Instructions to follow: Examine the material below and count the lines that hold the word "equation". Report only the number.

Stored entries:

____________

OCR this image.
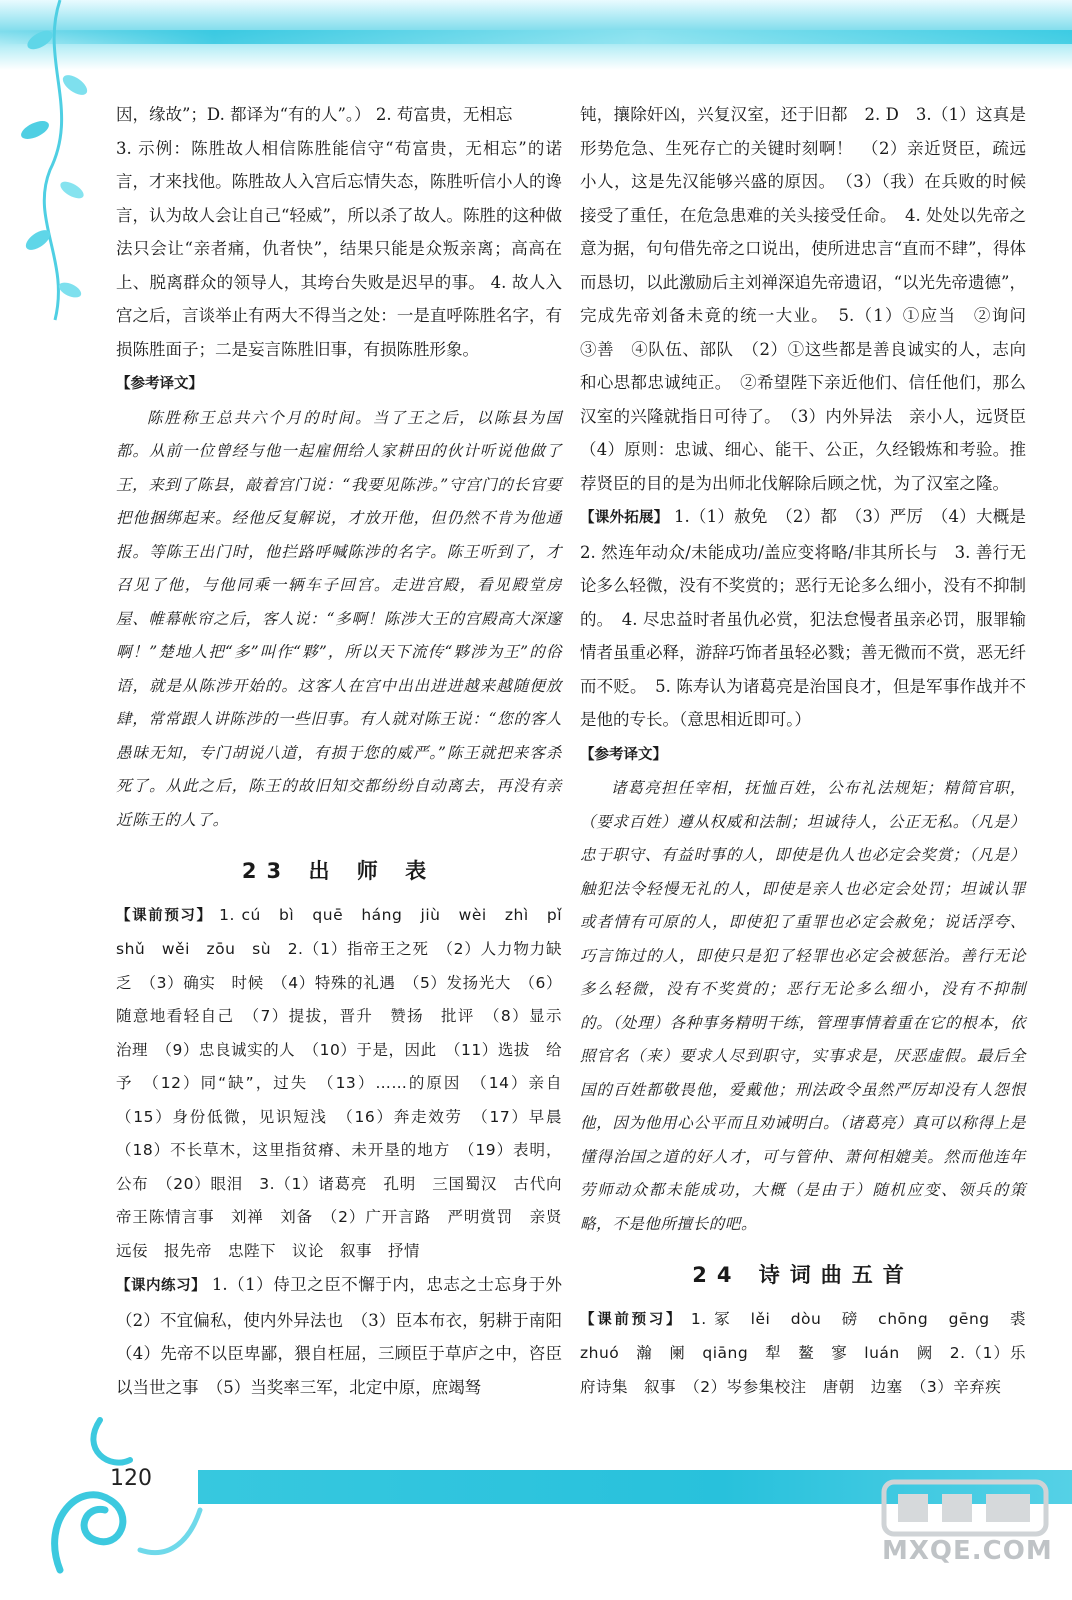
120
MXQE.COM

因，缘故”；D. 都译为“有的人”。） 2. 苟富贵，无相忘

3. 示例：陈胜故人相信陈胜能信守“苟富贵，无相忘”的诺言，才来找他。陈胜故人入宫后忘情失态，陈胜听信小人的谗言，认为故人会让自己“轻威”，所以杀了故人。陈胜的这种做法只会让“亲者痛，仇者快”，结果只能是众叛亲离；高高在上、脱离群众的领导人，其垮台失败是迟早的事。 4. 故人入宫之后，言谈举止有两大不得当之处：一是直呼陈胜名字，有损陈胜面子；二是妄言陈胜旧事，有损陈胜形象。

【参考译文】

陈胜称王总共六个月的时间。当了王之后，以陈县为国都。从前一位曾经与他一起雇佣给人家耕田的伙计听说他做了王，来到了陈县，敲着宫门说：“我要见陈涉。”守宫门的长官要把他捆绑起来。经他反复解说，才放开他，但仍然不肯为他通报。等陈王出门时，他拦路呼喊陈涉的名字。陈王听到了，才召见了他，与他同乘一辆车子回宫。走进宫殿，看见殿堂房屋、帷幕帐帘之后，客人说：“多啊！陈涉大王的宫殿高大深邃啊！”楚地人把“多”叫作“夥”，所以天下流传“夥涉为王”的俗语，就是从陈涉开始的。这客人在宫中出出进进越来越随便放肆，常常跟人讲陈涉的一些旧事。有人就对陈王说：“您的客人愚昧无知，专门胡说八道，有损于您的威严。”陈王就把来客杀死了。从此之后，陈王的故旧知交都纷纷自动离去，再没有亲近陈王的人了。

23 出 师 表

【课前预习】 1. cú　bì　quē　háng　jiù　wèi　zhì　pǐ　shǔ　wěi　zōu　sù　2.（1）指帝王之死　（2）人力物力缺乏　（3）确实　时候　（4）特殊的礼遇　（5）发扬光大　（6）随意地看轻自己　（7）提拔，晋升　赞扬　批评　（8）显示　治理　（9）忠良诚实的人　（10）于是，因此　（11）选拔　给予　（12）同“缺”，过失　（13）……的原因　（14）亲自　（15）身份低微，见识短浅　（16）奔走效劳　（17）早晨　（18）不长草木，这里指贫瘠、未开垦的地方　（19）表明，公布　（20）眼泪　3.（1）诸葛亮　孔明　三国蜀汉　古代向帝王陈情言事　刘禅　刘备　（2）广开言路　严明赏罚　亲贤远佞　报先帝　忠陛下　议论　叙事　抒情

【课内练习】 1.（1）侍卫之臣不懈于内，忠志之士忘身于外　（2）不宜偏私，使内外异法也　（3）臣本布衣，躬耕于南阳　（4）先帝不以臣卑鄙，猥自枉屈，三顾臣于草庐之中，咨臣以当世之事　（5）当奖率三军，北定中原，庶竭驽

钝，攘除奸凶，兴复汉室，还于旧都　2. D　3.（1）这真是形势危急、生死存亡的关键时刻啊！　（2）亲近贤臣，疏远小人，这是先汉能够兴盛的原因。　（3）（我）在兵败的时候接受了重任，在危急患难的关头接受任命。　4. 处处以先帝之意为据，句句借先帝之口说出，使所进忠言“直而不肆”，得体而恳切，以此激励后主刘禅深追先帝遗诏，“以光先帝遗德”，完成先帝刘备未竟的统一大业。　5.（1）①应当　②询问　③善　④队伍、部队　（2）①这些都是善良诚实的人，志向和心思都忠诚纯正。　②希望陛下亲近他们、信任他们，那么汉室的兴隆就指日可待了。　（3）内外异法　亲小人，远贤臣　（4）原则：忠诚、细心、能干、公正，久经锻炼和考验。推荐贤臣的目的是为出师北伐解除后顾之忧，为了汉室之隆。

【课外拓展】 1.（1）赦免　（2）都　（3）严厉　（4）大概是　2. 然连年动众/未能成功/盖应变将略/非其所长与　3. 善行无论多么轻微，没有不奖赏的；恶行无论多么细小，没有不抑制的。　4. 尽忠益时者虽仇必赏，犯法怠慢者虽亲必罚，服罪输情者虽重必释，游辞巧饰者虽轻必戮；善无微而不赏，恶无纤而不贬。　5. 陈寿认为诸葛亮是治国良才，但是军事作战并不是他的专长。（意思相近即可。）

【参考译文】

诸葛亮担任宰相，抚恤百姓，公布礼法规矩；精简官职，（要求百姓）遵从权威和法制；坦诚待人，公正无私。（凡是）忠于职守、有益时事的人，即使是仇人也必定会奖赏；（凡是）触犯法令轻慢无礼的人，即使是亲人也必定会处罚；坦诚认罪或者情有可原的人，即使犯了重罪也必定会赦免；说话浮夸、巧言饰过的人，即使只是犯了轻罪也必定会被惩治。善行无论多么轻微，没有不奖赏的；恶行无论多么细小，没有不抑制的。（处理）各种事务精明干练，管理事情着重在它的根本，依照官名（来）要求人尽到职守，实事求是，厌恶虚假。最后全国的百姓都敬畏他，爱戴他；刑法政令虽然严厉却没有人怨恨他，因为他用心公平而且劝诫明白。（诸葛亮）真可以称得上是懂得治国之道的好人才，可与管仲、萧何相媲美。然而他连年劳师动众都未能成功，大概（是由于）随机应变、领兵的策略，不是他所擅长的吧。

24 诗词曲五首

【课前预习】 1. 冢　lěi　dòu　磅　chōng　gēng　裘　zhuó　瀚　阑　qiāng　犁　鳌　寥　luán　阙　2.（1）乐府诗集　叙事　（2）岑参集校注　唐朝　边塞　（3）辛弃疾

____________

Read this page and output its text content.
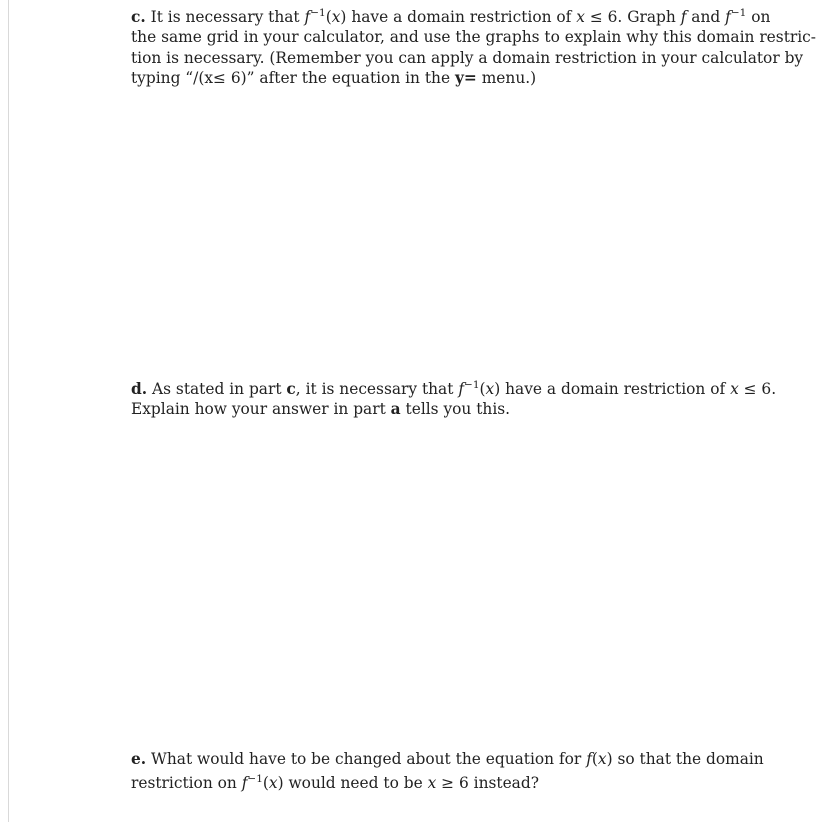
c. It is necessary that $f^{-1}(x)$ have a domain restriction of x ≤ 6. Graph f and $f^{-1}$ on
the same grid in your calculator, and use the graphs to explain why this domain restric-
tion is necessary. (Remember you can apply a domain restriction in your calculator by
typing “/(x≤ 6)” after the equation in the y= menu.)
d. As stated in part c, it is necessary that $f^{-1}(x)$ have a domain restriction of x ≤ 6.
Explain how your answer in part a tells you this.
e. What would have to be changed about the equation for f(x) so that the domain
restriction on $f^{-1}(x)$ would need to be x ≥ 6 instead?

____________

Final result: 2